## [Directions]
Each entry that follows is to be retyped exactly. Pictures do not belong in the copy.

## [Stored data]
--

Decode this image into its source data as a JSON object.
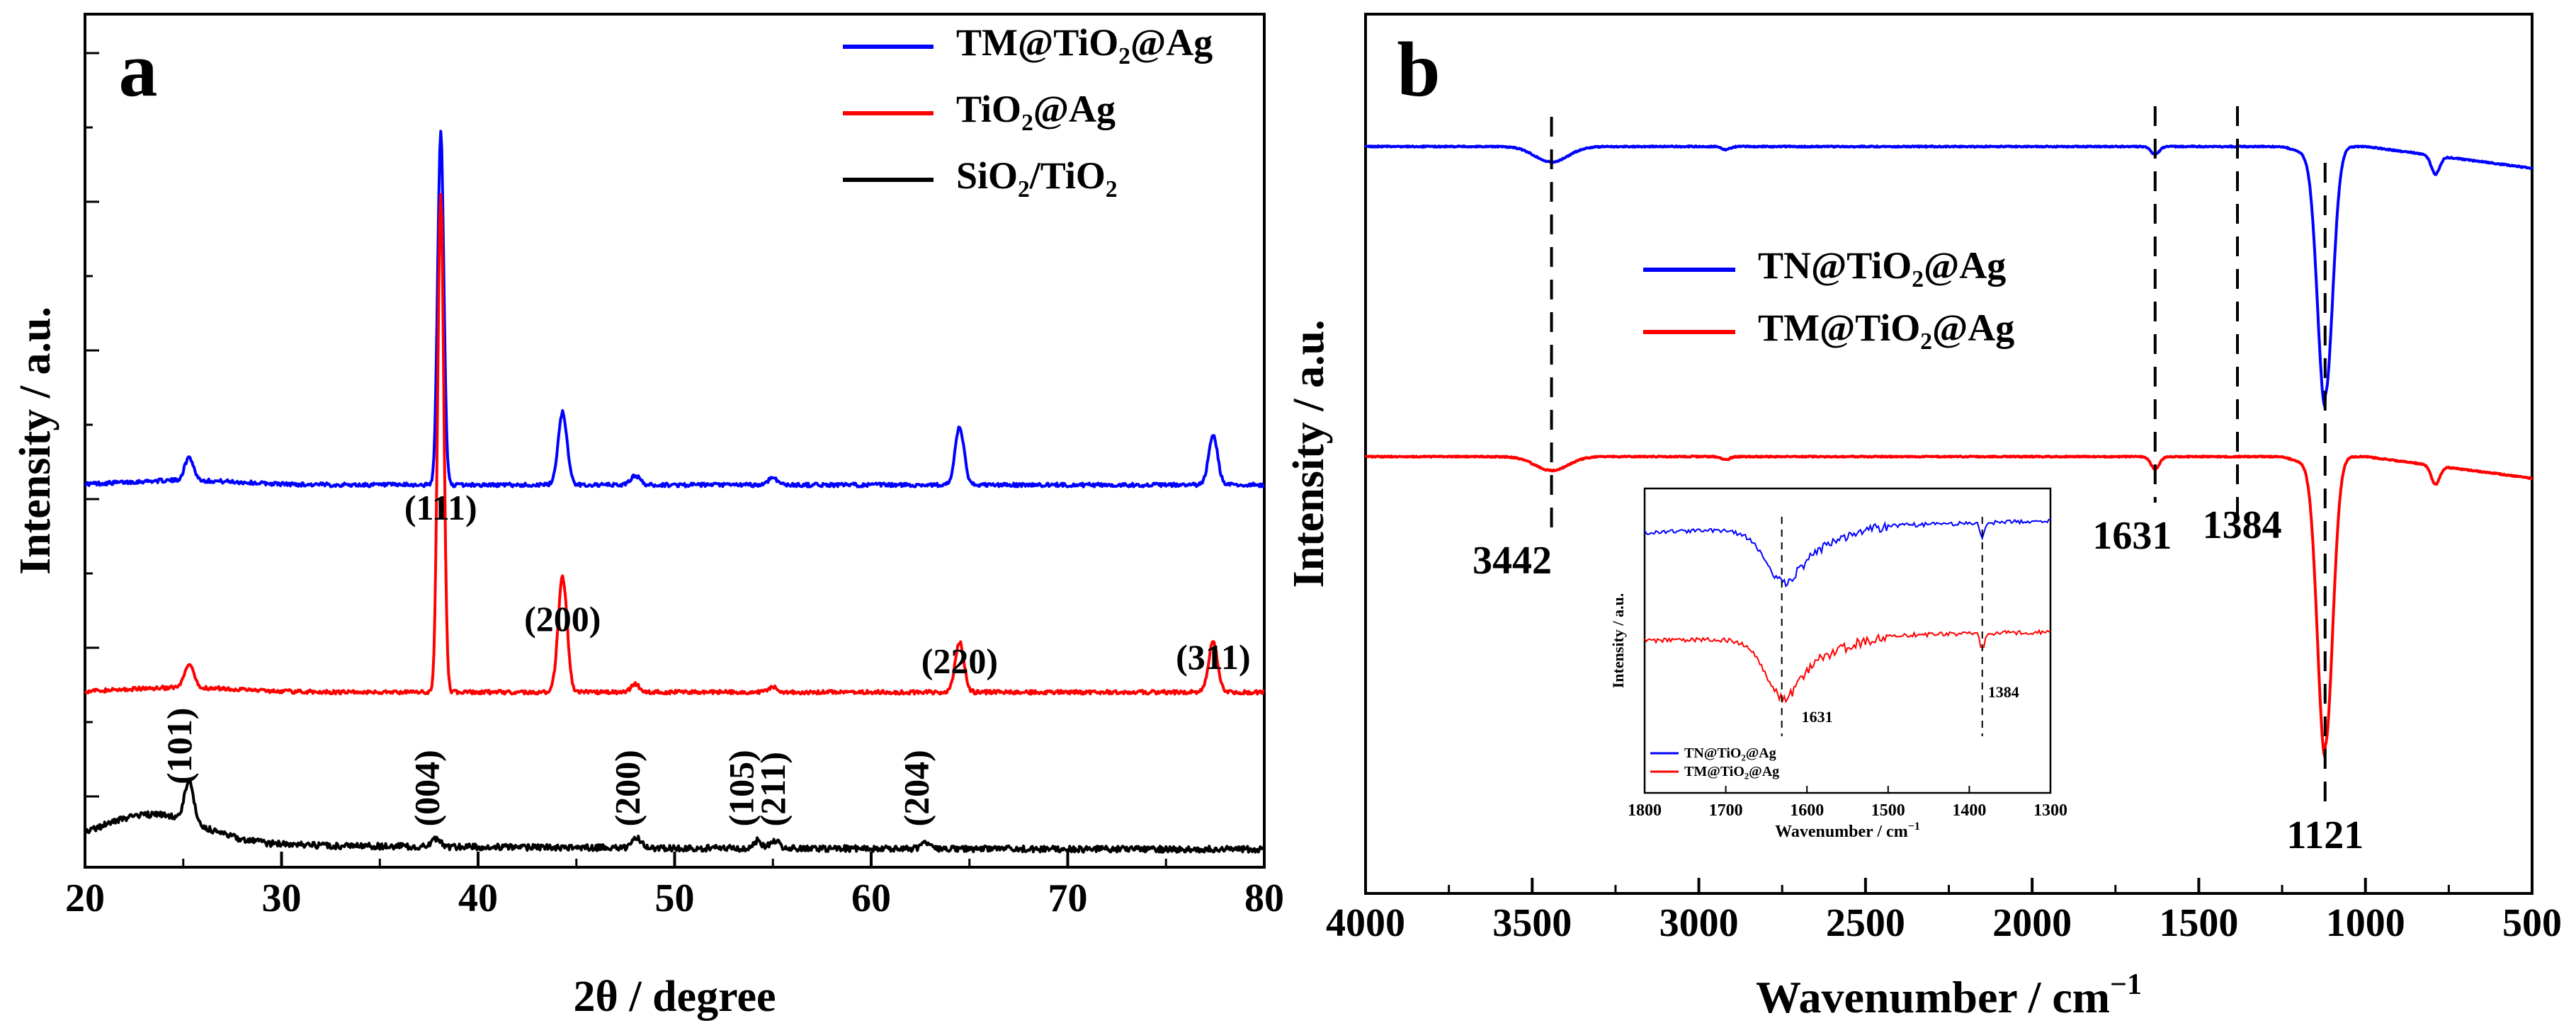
{
  "chart_data": [
    {
      "panel": "a",
      "type": "line",
      "xlabel": "2θ / degree",
      "ylabel": "Intensity / a.u.",
      "xlim": [
        20,
        80
      ],
      "x_ticks": [
        20,
        30,
        40,
        50,
        60,
        70,
        80
      ],
      "y_ticks_labeled": false,
      "legend": [
        {
          "label": "TM@TiO",
          "sub": "2",
          "tail": "@Ag",
          "color": "#0000ff"
        },
        {
          "label": "TiO",
          "sub": "2",
          "tail": "@Ag",
          "color": "#ff0000"
        },
        {
          "label": "SiO",
          "sub": "2",
          "tail": "/TiO",
          "sub2": "2",
          "color": "#000000"
        }
      ],
      "series": [
        {
          "name": "TM@TiO2@Ag",
          "color": "#0000ff",
          "offset": 0.95,
          "peaks": [
            [
              25.3,
              0.06
            ],
            [
              38.1,
              0.92
            ],
            [
              44.3,
              0.19
            ],
            [
              48.0,
              0.025
            ],
            [
              55.0,
              0.02
            ],
            [
              64.5,
              0.15
            ],
            [
              77.4,
              0.13
            ]
          ]
        },
        {
          "name": "TiO2@Ag",
          "color": "#ff0000",
          "offset": 0.41,
          "peaks": [
            [
              25.3,
              0.06
            ],
            [
              38.1,
              1.3
            ],
            [
              44.3,
              0.3
            ],
            [
              48.0,
              0.02
            ],
            [
              55.0,
              0.015
            ],
            [
              64.5,
              0.13
            ],
            [
              77.4,
              0.13
            ]
          ]
        },
        {
          "name": "SiO2/TiO2",
          "color": "#000000",
          "offset": 0.0,
          "peaks": [
            [
              25.3,
              0.11
            ],
            [
              37.9,
              0.02
            ],
            [
              48.1,
              0.025
            ],
            [
              54.2,
              0.02
            ],
            [
              55.1,
              0.02
            ],
            [
              62.8,
              0.015
            ]
          ]
        }
      ],
      "annotations": [
        {
          "text": "(111)",
          "x": 38.1,
          "y": 0.86,
          "rotated": false
        },
        {
          "text": "(200)",
          "x": 44.3,
          "y": 0.57,
          "rotated": false
        },
        {
          "text": "(220)",
          "x": 64.5,
          "y": 0.46,
          "rotated": false
        },
        {
          "text": "(311)",
          "x": 77.4,
          "y": 0.47,
          "rotated": false
        },
        {
          "text": "(101)",
          "x": 25.4,
          "y": 0.17,
          "rotated": true
        },
        {
          "text": "(004)",
          "x": 38.0,
          "y": 0.06,
          "rotated": true
        },
        {
          "text": "(200)",
          "x": 48.2,
          "y": 0.06,
          "rotated": true
        },
        {
          "text": "(105)",
          "x": 54.0,
          "y": 0.06,
          "rotated": true
        },
        {
          "text": "(211)",
          "x": 55.6,
          "y": 0.06,
          "rotated": true
        },
        {
          "text": "(204)",
          "x": 62.9,
          "y": 0.06,
          "rotated": true
        }
      ]
    },
    {
      "panel": "b",
      "type": "line",
      "xlabel": "Wavenumber / cm",
      "xlabel_sup": "−1",
      "ylabel": "Intensity / a.u.",
      "xlim": [
        4000,
        500
      ],
      "x_ticks": [
        4000,
        3500,
        3000,
        2500,
        2000,
        1500,
        1000,
        500
      ],
      "y_ticks_labeled": false,
      "legend": [
        {
          "label": "TN@TiO",
          "sub": "2",
          "tail": "@Ag",
          "color": "#0000ff"
        },
        {
          "label": "TM@TiO",
          "sub": "2",
          "tail": "@Ag",
          "color": "#ff0000"
        }
      ],
      "series": [
        {
          "name": "TN@TiO2@Ag",
          "color": "#0000ff",
          "baseline": 1.0,
          "bands": [
            [
              3442,
              0.05
            ],
            [
              2920,
              0.01
            ],
            [
              1631,
              0.025
            ],
            [
              1121,
              0.8
            ],
            [
              790,
              0.06
            ]
          ]
        },
        {
          "name": "TM@TiO2@Ag",
          "color": "#ff0000",
          "baseline": 0.0,
          "bands": [
            [
              3442,
              0.045
            ],
            [
              2920,
              0.01
            ],
            [
              1631,
              0.04
            ],
            [
              1121,
              0.93
            ],
            [
              790,
              0.06
            ]
          ]
        }
      ],
      "marker_lines": [
        3442,
        1631,
        1384,
        1121
      ],
      "annotations": [
        {
          "text": "3442",
          "x": 3560
        },
        {
          "text": "1631",
          "x": 1700
        },
        {
          "text": "1384",
          "x": 1370
        },
        {
          "text": "1121",
          "x": 1121
        }
      ],
      "inset": {
        "xlabel": "Wavenumber / cm",
        "xlabel_sup": "−1",
        "ylabel": "Intensity / a.u.",
        "xlim": [
          1800,
          1300
        ],
        "x_ticks": [
          1800,
          1700,
          1600,
          1500,
          1400,
          1300
        ],
        "marker_lines": [
          1631,
          1384
        ],
        "annotations": [
          "1631",
          "1384"
        ],
        "legend": [
          {
            "label": "TN@TiO",
            "sub": "2",
            "tail": "@Ag",
            "color": "#0000ff"
          },
          {
            "label": "TM@TiO",
            "sub": "2",
            "tail": "@Ag",
            "color": "#ff0000"
          }
        ]
      }
    }
  ]
}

--

## [Result below]
Decode this image into its source data as a JSON object.
{
  "chart_data": [
    {
      "panel": "a",
      "type": "line",
      "xlabel": "2θ / degree",
      "ylabel": "Intensity / a.u.",
      "xlim": [
        20,
        80
      ],
      "x_ticks": [
        20,
        30,
        40,
        50,
        60,
        70,
        80
      ],
      "y_ticks_labeled": false,
      "legend": [
        {
          "label": "TM@TiO",
          "sub": "2",
          "tail": "@Ag",
          "color": "#0000ff"
        },
        {
          "label": "TiO",
          "sub": "2",
          "tail": "@Ag",
          "color": "#ff0000"
        },
        {
          "label": "SiO",
          "sub": "2",
          "tail": "/TiO",
          "sub2": "2",
          "color": "#000000"
        }
      ],
      "series": [
        {
          "name": "TM@TiO2@Ag",
          "color": "#0000ff",
          "offset": 0.95,
          "peaks": [
            [
              25.3,
              0.06
            ],
            [
              38.1,
              0.92
            ],
            [
              44.3,
              0.19
            ],
            [
              48.0,
              0.025
            ],
            [
              55.0,
              0.02
            ],
            [
              64.5,
              0.15
            ],
            [
              77.4,
              0.13
            ]
          ]
        },
        {
          "name": "TiO2@Ag",
          "color": "#ff0000",
          "offset": 0.41,
          "peaks": [
            [
              25.3,
              0.06
            ],
            [
              38.1,
              1.3
            ],
            [
              44.3,
              0.3
            ],
            [
              48.0,
              0.02
            ],
            [
              55.0,
              0.015
            ],
            [
              64.5,
              0.13
            ],
            [
              77.4,
              0.13
            ]
          ]
        },
        {
          "name": "SiO2/TiO2",
          "color": "#000000",
          "offset": 0.0,
          "peaks": [
            [
              25.3,
              0.11
            ],
            [
              37.9,
              0.02
            ],
            [
              48.1,
              0.025
            ],
            [
              54.2,
              0.02
            ],
            [
              55.1,
              0.02
            ],
            [
              62.8,
              0.015
            ]
          ]
        }
      ],
      "annotations": [
        {
          "text": "(111)",
          "x": 38.1,
          "y": 0.86,
          "rotated": false
        },
        {
          "text": "(200)",
          "x": 44.3,
          "y": 0.57,
          "rotated": false
        },
        {
          "text": "(220)",
          "x": 64.5,
          "y": 0.46,
          "rotated": false
        },
        {
          "text": "(311)",
          "x": 77.4,
          "y": 0.47,
          "rotated": false
        },
        {
          "text": "(101)",
          "x": 25.4,
          "y": 0.17,
          "rotated": true
        },
        {
          "text": "(004)",
          "x": 38.0,
          "y": 0.06,
          "rotated": true
        },
        {
          "text": "(200)",
          "x": 48.2,
          "y": 0.06,
          "rotated": true
        },
        {
          "text": "(105)",
          "x": 54.0,
          "y": 0.06,
          "rotated": true
        },
        {
          "text": "(211)",
          "x": 55.6,
          "y": 0.06,
          "rotated": true
        },
        {
          "text": "(204)",
          "x": 62.9,
          "y": 0.06,
          "rotated": true
        }
      ]
    },
    {
      "panel": "b",
      "type": "line",
      "xlabel": "Wavenumber / cm",
      "xlabel_sup": "−1",
      "ylabel": "Intensity / a.u.",
      "xlim": [
        4000,
        500
      ],
      "x_ticks": [
        4000,
        3500,
        3000,
        2500,
        2000,
        1500,
        1000,
        500
      ],
      "y_ticks_labeled": false,
      "legend": [
        {
          "label": "TN@TiO",
          "sub": "2",
          "tail": "@Ag",
          "color": "#0000ff"
        },
        {
          "label": "TM@TiO",
          "sub": "2",
          "tail": "@Ag",
          "color": "#ff0000"
        }
      ],
      "series": [
        {
          "name": "TN@TiO2@Ag",
          "color": "#0000ff",
          "baseline": 1.0,
          "bands": [
            [
              3442,
              0.05
            ],
            [
              2920,
              0.01
            ],
            [
              1631,
              0.025
            ],
            [
              1121,
              0.8
            ],
            [
              790,
              0.06
            ]
          ]
        },
        {
          "name": "TM@TiO2@Ag",
          "color": "#ff0000",
          "baseline": 0.0,
          "bands": [
            [
              3442,
              0.045
            ],
            [
              2920,
              0.01
            ],
            [
              1631,
              0.04
            ],
            [
              1121,
              0.93
            ],
            [
              790,
              0.06
            ]
          ]
        }
      ],
      "marker_lines": [
        3442,
        1631,
        1384,
        1121
      ],
      "annotations": [
        {
          "text": "3442",
          "x": 3560
        },
        {
          "text": "1631",
          "x": 1700
        },
        {
          "text": "1384",
          "x": 1370
        },
        {
          "text": "1121",
          "x": 1121
        }
      ],
      "inset": {
        "xlabel": "Wavenumber / cm",
        "xlabel_sup": "−1",
        "ylabel": "Intensity / a.u.",
        "xlim": [
          1800,
          1300
        ],
        "x_ticks": [
          1800,
          1700,
          1600,
          1500,
          1400,
          1300
        ],
        "marker_lines": [
          1631,
          1384
        ],
        "annotations": [
          "1631",
          "1384"
        ],
        "legend": [
          {
            "label": "TN@TiO",
            "sub": "2",
            "tail": "@Ag",
            "color": "#0000ff"
          },
          {
            "label": "TM@TiO",
            "sub": "2",
            "tail": "@Ag",
            "color": "#ff0000"
          }
        ]
      }
    }
  ]
}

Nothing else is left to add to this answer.